[START Supplied material]

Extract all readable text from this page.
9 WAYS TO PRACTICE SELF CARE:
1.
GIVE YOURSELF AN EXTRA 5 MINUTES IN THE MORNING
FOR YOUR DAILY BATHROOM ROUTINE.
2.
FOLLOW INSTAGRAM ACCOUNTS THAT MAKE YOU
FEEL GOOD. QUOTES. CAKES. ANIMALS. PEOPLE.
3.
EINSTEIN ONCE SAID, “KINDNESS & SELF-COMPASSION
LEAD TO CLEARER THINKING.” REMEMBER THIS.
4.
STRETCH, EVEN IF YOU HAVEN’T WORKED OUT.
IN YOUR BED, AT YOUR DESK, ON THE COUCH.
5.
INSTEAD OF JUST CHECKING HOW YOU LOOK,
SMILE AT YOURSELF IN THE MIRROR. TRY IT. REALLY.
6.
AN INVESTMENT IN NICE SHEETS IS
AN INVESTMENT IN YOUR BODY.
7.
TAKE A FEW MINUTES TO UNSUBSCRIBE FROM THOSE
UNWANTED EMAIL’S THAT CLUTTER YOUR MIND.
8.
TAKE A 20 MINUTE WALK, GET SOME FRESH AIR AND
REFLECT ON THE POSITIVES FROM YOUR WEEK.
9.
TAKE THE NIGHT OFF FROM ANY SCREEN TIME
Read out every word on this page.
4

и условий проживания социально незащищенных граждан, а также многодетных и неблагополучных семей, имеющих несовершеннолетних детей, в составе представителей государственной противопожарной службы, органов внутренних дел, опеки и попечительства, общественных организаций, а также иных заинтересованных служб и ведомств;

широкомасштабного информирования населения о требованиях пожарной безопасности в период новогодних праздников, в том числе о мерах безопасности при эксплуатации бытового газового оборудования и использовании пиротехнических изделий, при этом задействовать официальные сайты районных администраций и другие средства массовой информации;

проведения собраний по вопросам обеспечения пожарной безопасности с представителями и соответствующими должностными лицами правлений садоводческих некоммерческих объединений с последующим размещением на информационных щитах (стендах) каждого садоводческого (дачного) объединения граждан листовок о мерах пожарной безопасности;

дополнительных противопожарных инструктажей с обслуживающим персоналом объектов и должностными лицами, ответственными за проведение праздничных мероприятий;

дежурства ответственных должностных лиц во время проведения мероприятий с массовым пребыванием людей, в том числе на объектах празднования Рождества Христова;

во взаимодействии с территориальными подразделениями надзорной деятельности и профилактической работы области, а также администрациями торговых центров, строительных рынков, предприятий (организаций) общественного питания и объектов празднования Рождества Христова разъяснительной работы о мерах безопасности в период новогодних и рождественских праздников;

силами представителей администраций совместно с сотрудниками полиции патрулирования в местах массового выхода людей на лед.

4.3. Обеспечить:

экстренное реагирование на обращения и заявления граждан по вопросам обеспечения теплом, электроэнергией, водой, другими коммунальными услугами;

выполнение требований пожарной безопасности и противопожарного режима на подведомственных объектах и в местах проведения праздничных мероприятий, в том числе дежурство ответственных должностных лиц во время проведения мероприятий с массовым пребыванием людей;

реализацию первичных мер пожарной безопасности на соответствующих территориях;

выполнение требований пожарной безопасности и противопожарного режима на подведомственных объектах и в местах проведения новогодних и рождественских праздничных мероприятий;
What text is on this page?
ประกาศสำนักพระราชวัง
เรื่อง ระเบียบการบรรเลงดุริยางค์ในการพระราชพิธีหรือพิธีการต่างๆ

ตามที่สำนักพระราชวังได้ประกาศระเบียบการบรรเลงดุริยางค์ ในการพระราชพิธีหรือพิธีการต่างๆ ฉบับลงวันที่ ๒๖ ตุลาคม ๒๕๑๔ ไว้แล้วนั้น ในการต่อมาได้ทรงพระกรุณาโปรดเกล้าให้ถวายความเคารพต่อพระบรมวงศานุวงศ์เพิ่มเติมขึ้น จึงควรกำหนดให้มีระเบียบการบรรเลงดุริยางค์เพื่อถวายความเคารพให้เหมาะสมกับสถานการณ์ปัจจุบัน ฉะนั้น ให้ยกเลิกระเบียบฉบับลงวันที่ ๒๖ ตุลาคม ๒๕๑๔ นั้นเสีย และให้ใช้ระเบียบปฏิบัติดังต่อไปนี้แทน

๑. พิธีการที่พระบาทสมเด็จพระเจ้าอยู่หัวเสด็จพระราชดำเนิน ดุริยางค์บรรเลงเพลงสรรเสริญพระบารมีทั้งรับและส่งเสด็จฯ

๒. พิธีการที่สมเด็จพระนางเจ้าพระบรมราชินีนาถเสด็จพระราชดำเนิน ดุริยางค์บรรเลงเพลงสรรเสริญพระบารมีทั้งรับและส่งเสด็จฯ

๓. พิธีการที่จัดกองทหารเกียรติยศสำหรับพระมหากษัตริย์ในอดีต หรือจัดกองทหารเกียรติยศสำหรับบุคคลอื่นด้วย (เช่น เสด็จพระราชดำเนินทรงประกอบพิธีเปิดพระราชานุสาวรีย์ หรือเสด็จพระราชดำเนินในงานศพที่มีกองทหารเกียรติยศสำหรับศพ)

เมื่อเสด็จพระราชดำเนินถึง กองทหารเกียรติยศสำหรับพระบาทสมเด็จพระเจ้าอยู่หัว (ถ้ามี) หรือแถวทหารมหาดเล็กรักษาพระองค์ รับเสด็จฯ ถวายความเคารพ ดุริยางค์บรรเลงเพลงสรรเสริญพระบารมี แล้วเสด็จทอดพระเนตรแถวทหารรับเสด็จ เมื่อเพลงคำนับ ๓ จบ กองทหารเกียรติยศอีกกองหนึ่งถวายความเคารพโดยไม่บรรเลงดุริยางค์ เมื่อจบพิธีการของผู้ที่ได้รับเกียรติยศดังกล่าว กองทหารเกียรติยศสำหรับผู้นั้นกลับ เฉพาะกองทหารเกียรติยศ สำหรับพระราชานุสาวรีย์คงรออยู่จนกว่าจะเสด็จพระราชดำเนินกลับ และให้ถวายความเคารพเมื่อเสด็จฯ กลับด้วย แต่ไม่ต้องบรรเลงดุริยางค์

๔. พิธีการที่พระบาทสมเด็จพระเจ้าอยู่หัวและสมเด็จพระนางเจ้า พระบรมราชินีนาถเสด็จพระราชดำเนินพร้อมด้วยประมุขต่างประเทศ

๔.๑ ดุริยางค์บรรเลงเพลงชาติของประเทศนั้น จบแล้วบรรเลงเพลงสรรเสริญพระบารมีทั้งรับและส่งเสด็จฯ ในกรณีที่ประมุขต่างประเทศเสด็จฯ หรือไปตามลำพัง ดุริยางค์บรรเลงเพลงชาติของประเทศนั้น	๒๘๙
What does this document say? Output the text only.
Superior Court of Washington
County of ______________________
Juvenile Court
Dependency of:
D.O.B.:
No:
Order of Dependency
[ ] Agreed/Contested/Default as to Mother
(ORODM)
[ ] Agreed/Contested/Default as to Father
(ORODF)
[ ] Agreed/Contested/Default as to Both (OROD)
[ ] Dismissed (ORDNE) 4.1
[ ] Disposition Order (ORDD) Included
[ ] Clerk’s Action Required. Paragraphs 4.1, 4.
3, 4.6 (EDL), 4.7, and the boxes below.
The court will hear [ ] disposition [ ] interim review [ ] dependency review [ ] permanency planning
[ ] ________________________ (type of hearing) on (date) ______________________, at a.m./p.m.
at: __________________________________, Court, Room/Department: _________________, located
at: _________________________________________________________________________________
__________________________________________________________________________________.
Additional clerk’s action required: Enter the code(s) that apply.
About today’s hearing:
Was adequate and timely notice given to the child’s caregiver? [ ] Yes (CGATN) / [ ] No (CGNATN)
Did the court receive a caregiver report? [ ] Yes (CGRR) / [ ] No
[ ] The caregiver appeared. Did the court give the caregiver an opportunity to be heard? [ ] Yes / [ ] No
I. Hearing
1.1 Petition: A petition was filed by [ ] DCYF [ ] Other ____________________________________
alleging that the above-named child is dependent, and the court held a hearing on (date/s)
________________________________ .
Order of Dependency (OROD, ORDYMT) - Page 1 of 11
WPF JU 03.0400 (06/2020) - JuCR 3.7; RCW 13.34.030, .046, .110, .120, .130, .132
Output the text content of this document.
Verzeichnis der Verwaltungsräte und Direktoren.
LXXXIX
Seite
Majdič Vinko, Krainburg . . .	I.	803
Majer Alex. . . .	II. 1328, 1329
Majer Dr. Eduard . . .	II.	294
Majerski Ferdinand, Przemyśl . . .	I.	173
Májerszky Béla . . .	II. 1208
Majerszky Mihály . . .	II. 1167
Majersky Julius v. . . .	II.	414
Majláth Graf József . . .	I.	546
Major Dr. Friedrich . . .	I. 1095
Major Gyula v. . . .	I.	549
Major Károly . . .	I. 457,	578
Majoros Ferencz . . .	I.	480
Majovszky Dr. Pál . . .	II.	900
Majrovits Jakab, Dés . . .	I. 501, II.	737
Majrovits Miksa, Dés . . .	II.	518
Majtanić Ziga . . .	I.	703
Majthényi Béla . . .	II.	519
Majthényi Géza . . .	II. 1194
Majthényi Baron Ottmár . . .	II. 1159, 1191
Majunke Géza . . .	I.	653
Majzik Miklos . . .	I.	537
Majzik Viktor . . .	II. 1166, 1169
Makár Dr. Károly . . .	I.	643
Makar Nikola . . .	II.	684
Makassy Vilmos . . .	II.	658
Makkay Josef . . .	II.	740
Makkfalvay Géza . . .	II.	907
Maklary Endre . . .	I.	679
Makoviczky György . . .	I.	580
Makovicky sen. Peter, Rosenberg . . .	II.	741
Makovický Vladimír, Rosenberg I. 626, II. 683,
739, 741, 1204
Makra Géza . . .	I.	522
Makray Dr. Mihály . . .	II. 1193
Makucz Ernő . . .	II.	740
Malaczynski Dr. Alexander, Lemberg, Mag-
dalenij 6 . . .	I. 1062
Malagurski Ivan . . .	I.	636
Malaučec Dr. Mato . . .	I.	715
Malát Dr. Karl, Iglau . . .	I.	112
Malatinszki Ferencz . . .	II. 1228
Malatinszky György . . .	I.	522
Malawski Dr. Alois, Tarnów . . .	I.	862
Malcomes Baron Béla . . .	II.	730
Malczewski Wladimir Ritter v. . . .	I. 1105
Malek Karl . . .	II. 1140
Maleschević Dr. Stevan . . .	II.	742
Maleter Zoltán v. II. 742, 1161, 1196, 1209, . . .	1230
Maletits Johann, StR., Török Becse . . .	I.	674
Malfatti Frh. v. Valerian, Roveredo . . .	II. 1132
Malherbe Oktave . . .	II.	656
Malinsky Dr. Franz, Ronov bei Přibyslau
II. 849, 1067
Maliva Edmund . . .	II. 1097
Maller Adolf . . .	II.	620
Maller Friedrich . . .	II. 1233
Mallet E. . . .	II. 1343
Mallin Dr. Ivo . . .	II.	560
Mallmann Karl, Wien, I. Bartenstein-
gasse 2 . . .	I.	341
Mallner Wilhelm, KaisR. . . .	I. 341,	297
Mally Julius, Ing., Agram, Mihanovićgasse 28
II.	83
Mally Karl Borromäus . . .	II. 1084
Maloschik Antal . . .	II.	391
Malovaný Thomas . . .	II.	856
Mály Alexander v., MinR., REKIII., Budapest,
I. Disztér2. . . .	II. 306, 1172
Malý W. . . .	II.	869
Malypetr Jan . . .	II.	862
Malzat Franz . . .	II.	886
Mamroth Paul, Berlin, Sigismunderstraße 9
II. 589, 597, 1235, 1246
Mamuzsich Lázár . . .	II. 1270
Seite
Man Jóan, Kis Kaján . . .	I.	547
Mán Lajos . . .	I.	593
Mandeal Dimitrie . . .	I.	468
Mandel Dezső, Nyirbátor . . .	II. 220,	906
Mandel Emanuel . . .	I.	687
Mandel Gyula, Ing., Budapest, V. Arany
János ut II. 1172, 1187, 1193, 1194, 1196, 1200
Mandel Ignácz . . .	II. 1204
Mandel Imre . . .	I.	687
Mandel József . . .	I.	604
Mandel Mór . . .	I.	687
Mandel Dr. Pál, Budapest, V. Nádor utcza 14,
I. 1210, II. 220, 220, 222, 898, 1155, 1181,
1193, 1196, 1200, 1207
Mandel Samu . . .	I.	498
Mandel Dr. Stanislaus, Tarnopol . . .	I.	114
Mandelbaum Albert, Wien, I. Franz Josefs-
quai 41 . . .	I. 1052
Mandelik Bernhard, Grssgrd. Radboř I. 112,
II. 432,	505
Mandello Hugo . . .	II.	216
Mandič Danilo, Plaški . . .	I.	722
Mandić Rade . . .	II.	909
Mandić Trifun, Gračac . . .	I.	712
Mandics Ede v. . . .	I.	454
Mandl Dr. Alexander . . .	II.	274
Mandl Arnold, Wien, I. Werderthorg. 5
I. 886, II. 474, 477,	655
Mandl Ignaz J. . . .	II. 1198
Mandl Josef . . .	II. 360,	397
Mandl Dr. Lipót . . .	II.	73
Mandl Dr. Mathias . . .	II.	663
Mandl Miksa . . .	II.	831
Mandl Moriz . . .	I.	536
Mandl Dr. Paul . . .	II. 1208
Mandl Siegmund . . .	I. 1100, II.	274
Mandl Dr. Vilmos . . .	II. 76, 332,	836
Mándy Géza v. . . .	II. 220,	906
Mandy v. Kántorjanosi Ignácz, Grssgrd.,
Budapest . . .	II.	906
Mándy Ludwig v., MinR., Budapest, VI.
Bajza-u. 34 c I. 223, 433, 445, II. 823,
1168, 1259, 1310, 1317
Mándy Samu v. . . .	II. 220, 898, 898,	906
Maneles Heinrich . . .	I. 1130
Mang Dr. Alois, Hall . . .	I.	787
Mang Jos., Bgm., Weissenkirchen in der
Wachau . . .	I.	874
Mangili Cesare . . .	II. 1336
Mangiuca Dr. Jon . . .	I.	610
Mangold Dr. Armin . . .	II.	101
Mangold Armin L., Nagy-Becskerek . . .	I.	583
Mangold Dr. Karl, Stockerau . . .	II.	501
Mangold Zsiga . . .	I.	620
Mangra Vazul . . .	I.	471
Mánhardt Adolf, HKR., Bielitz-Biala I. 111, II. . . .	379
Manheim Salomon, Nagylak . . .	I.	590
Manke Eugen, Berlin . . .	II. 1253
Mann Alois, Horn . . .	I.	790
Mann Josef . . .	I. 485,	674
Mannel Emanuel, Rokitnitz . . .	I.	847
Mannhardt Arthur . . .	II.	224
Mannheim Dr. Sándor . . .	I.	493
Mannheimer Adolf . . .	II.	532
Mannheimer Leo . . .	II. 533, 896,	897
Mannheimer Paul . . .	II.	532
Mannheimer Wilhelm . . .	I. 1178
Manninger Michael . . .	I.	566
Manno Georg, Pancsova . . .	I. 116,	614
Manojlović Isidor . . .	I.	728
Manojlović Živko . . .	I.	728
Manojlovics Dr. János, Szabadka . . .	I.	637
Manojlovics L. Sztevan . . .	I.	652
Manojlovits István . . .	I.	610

[END Supplied material]

__Given instruction__:
Count up the lines in the listing that hold the word "Majzik", and give that number only.

__Solution to this task__:
2